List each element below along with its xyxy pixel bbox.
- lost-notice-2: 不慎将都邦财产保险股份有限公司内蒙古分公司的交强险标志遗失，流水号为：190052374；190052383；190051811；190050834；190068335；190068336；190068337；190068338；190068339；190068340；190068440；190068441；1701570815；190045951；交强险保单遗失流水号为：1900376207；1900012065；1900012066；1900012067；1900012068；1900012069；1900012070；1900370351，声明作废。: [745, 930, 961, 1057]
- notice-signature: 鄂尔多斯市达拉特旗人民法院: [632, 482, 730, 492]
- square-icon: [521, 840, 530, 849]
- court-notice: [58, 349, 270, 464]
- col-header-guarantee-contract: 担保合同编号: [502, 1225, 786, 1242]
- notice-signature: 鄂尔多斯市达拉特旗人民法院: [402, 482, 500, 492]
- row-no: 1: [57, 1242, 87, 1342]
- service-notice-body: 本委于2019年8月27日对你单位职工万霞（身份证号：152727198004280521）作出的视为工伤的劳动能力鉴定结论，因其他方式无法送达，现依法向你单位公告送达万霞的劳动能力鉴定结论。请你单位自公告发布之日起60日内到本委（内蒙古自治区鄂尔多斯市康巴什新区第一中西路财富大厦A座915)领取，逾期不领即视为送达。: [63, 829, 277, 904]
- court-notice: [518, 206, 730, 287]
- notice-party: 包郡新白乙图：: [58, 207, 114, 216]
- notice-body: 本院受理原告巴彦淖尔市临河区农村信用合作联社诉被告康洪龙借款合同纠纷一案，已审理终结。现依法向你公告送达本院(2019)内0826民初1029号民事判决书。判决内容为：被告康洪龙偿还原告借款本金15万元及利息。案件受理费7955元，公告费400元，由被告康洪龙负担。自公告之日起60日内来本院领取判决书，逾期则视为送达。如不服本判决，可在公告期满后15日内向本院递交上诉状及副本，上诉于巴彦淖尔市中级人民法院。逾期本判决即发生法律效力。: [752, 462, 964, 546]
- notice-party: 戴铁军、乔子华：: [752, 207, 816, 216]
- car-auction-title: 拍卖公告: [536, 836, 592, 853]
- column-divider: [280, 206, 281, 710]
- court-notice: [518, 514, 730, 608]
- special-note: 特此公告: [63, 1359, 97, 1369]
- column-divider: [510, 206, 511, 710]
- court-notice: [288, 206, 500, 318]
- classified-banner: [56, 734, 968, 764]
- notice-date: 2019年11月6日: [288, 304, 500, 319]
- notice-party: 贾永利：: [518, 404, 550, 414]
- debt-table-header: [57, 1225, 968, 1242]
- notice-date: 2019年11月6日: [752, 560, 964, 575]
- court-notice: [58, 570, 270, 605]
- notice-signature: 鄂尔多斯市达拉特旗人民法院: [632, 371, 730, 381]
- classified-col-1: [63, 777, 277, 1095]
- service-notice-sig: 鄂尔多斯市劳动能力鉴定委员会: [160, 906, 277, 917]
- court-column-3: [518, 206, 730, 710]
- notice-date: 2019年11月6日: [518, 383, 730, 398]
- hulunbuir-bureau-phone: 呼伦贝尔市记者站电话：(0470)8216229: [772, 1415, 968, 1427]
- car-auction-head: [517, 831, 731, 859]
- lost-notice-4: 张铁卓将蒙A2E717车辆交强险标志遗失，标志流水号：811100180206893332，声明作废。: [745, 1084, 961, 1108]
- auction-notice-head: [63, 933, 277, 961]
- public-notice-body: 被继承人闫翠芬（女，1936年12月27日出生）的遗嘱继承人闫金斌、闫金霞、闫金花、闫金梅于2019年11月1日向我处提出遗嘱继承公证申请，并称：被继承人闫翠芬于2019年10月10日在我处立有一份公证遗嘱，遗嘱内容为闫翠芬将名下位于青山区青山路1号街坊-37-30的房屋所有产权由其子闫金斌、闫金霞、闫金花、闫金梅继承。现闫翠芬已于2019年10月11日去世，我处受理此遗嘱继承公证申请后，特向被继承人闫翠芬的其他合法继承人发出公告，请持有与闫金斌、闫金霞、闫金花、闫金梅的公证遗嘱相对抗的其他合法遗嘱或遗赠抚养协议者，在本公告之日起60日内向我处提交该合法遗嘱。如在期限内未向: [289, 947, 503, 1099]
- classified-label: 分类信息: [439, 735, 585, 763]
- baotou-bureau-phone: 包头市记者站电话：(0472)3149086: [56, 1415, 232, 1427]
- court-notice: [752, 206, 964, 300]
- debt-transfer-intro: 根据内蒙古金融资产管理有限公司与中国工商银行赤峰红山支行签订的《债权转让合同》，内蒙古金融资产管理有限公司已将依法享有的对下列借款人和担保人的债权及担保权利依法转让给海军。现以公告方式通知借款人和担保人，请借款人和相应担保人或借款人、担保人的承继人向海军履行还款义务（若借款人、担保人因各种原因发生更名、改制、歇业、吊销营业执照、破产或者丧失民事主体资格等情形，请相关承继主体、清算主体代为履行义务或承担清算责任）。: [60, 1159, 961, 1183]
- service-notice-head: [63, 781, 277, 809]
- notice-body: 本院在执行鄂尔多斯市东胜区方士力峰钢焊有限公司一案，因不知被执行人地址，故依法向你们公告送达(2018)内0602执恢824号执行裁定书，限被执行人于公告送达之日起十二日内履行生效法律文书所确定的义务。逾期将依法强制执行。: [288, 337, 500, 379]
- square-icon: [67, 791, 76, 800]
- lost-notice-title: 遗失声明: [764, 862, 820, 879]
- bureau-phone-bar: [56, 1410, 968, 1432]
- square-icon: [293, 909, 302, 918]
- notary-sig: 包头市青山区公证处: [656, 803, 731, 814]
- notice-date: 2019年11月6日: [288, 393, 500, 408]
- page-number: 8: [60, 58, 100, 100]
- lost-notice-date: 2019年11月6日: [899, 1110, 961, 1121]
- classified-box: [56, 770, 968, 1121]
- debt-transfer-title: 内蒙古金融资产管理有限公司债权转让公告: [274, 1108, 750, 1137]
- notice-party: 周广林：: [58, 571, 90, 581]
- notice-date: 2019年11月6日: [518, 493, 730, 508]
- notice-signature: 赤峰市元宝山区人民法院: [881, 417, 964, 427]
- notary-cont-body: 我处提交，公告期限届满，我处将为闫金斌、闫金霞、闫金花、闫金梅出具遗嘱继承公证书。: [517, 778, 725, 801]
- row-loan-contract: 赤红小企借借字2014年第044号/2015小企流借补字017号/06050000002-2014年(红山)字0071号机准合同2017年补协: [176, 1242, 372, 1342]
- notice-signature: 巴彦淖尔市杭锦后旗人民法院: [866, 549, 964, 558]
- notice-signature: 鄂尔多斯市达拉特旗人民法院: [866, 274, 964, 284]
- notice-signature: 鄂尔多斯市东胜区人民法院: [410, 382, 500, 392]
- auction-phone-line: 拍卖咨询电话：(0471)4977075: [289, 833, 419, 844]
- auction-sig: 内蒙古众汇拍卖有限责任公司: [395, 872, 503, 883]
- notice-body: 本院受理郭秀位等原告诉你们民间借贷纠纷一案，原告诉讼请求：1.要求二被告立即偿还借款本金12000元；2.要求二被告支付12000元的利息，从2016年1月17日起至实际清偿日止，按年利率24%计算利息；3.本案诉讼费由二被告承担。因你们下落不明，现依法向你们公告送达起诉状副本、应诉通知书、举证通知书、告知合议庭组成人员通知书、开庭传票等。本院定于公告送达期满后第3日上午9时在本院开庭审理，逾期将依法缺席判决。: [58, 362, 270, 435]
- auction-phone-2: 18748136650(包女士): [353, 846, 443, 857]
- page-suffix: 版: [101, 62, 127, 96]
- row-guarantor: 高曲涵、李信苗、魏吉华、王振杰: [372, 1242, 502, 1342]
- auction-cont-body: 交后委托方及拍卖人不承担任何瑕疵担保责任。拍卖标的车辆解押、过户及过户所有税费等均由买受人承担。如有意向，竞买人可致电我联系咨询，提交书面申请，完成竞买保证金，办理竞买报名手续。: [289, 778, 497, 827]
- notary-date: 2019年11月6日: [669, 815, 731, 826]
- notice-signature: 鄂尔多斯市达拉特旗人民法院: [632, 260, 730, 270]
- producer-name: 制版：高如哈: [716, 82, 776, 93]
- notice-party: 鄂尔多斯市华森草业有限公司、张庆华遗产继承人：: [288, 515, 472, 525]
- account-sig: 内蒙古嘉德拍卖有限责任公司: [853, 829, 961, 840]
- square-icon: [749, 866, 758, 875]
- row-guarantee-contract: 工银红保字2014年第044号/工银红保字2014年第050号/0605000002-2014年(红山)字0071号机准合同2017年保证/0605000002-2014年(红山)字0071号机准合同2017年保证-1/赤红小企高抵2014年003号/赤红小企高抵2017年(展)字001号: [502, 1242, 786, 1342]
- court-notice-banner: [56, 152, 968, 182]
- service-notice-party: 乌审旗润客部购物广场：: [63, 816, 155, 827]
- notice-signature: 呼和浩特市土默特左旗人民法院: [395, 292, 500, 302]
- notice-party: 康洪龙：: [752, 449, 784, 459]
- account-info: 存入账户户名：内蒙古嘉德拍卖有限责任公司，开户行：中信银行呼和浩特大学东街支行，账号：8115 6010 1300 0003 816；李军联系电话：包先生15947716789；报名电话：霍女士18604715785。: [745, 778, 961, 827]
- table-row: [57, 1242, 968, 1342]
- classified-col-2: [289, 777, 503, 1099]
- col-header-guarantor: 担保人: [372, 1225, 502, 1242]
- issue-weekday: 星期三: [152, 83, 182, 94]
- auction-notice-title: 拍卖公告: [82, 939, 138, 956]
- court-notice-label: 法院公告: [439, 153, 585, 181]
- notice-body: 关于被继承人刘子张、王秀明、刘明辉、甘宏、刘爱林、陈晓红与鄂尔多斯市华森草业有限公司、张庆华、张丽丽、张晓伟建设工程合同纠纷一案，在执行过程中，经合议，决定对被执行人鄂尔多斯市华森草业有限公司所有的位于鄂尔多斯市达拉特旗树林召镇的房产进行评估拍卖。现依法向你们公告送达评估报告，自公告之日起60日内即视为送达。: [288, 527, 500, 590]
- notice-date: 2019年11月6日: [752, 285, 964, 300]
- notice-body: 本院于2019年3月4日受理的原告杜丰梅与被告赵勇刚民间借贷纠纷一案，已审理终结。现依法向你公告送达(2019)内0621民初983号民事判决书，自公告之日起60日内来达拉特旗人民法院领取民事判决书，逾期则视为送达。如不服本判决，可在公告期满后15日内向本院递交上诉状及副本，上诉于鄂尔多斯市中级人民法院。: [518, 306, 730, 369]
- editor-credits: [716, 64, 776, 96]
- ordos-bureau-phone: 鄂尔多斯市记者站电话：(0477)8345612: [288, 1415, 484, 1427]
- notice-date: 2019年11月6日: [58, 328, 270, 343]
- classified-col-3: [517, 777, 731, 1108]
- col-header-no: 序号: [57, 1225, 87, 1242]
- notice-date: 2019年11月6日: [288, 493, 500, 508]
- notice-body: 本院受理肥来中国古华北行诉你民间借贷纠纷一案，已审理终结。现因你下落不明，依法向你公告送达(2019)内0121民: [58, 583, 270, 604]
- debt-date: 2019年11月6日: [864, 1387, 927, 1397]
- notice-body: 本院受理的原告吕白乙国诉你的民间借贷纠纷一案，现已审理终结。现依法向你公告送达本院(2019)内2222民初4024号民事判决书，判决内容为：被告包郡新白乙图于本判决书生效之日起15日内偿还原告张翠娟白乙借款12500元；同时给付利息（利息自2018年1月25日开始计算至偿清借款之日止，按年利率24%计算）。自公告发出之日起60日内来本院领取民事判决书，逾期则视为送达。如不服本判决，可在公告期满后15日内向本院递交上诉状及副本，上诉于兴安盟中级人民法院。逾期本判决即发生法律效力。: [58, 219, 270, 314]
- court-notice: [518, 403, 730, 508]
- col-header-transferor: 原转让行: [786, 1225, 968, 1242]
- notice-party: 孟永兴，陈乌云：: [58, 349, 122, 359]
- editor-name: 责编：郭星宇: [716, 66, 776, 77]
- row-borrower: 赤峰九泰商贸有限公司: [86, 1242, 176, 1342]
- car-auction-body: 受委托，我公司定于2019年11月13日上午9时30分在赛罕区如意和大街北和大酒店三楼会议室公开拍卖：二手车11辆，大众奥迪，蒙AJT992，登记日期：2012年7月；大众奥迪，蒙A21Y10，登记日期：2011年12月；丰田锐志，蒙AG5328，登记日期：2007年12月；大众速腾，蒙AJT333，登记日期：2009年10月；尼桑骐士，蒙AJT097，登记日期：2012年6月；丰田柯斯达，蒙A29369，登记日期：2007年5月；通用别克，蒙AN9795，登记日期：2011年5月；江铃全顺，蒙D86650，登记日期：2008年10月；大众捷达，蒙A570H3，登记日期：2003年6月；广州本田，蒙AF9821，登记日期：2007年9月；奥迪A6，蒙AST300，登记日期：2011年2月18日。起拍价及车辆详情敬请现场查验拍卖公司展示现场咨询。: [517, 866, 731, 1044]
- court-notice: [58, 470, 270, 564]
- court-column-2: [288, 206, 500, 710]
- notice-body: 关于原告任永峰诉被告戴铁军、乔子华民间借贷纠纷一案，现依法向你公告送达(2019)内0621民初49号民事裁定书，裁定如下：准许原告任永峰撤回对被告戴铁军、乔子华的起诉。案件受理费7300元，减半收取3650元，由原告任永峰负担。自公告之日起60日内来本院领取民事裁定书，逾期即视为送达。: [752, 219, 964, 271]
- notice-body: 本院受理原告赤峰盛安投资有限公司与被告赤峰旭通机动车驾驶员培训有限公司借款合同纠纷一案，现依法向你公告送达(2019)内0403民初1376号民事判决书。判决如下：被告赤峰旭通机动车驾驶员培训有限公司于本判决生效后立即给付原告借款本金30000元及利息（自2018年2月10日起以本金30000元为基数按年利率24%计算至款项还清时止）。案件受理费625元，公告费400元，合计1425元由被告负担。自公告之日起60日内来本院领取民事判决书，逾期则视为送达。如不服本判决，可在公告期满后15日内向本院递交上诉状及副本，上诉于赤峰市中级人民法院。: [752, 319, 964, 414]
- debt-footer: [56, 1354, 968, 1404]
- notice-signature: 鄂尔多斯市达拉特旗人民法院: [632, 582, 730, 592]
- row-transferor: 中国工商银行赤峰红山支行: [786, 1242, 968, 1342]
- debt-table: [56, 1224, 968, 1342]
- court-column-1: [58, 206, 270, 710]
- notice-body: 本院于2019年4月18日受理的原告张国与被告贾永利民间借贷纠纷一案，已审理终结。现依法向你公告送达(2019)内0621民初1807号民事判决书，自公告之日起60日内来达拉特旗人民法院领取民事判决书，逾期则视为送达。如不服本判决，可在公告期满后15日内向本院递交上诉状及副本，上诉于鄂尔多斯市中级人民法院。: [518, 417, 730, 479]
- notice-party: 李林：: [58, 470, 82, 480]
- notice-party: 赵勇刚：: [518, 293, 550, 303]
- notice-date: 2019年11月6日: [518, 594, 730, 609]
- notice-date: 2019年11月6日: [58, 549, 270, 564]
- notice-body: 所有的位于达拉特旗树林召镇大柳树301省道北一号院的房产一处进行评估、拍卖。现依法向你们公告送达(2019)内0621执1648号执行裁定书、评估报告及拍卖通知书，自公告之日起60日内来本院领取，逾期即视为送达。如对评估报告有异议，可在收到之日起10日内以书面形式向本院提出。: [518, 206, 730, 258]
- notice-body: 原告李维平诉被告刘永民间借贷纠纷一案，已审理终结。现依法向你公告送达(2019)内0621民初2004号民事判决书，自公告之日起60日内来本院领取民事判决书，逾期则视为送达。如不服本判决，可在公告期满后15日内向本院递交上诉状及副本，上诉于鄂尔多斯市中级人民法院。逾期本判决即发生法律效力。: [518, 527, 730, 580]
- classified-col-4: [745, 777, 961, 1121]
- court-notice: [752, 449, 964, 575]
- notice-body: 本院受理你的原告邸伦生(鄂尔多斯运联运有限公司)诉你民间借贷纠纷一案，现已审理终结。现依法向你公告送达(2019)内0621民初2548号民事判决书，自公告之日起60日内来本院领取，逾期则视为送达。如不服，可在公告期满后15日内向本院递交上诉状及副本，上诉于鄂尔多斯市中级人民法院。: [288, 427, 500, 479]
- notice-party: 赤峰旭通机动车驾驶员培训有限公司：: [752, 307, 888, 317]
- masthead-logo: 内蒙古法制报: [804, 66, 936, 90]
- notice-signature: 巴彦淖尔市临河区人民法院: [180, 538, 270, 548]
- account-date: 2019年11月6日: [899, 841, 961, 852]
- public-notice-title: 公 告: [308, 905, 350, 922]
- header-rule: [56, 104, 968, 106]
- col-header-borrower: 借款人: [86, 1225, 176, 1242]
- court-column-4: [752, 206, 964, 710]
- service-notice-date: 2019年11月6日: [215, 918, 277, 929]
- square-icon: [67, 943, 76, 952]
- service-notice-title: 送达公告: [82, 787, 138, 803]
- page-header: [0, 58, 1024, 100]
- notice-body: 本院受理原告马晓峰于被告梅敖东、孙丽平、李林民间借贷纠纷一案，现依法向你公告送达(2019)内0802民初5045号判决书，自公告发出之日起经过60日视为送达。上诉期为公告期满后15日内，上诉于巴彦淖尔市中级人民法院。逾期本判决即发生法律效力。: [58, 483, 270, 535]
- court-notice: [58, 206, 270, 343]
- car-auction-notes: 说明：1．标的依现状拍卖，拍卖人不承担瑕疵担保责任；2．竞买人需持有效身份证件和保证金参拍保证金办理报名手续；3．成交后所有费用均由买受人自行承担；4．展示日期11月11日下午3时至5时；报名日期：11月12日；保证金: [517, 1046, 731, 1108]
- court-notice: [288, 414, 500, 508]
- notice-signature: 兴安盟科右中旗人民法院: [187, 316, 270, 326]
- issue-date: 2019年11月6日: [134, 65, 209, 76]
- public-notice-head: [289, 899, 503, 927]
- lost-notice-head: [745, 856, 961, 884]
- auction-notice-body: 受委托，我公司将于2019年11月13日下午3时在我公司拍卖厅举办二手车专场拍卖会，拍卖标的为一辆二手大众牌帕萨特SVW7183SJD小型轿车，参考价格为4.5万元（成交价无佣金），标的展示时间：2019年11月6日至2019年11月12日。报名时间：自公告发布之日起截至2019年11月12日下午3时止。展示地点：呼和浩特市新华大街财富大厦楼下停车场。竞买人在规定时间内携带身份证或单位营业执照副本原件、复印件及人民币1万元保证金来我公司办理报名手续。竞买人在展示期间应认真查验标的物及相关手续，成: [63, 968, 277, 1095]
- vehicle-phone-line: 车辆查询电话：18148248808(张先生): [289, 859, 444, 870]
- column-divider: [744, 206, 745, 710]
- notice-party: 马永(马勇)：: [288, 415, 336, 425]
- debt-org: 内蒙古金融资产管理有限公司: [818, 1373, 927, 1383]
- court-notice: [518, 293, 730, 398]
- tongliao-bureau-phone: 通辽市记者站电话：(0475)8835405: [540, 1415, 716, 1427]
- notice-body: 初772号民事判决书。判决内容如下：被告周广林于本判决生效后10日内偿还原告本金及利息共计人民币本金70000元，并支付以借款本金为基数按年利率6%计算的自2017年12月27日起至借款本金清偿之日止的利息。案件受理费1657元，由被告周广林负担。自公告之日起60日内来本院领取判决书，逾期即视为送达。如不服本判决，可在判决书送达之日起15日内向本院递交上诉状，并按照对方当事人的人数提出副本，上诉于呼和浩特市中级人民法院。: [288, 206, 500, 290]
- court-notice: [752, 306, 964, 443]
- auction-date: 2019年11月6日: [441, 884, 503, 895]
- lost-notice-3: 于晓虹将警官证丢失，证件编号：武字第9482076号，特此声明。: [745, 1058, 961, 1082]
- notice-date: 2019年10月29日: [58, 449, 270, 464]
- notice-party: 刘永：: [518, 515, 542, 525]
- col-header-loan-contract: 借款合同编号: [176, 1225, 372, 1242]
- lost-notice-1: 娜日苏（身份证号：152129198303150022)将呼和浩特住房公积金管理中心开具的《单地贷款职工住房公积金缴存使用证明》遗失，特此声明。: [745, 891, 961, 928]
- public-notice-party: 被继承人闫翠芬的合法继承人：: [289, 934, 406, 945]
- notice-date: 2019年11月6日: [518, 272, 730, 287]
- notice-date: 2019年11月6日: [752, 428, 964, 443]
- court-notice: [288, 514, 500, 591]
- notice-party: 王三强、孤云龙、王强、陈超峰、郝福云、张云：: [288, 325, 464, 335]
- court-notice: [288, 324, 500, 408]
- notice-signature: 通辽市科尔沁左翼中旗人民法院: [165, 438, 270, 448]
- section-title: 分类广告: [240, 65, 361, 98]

### PROBLEM TO SOLVE
Copy the rows above word for word, beginning with the first line and ending with the line that contains "930, 961, 1057]", including both of those lines.

### WRITTEN REPLY
List each element below along with its xyxy pixel bbox.
- lost-notice-2: 不慎将都邦财产保险股份有限公司内蒙古分公司的交强险标志遗失，流水号为：190052374；190052383；190051811；190050834；190068335；190068336；190068337；190068338；190068339；190068340；190068440；190068441；1701570815；190045951；交强险保单遗失流水号为：1900376207；1900012065；1900012066；1900012067；1900012068；1900012069；1900012070；1900370351，声明作废。: [745, 930, 961, 1057]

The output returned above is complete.